REQUIREMENTS:
Look through the material below for "dòng". Copy every line that contains it.

PROVIDED DATA:
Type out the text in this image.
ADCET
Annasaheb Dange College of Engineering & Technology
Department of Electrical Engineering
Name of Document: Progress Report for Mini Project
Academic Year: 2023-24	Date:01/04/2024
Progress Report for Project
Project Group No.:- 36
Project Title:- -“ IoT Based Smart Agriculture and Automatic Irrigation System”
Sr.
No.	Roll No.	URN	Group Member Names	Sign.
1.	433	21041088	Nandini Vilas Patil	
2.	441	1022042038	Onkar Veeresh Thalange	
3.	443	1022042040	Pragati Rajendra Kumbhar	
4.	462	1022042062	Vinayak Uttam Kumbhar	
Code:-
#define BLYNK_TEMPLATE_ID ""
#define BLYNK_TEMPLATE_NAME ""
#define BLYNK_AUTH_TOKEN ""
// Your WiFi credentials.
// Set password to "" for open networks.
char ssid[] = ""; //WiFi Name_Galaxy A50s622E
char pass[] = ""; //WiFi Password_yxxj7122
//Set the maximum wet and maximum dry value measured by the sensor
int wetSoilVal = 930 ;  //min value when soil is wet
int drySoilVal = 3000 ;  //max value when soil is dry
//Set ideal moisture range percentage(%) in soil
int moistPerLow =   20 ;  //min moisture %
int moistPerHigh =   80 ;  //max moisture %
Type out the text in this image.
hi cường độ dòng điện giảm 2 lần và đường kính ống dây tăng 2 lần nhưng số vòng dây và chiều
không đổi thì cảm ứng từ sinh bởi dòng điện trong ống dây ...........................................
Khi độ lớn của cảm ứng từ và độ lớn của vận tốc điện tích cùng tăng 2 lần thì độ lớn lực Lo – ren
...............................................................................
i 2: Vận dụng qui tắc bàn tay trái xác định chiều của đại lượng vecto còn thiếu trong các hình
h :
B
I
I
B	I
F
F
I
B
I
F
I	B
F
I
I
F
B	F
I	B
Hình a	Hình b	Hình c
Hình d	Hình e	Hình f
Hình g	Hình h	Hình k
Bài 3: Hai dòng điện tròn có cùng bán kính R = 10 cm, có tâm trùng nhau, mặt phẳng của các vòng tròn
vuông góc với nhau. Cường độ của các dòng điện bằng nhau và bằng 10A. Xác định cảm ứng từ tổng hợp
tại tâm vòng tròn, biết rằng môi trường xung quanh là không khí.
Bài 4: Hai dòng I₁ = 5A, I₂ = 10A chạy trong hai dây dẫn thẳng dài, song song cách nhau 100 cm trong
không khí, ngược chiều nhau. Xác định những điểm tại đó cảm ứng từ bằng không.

SOLUTION BELOW:
hi cường độ dòng điện giảm 2 lần và đường kính ống dây tăng 2 lần nhưng số vòng dây và chiều
không đổi thì cảm ứng từ sinh bởi dòng điện trong ống dây ...........................................
Bài 3: Hai dòng điện tròn có cùng bán kính R = 10 cm, có tâm trùng nhau, mặt phẳng của các vòng tròn
vuông góc với nhau. Cường độ của các dòng điện bằng nhau và bằng 10A. Xác định cảm ứng từ tổng hợp
Bài 4: Hai dòng I₁ = 5A, I₂ = 10A chạy trong hai dây dẫn thẳng dài, song song cách nhau 100 cm trong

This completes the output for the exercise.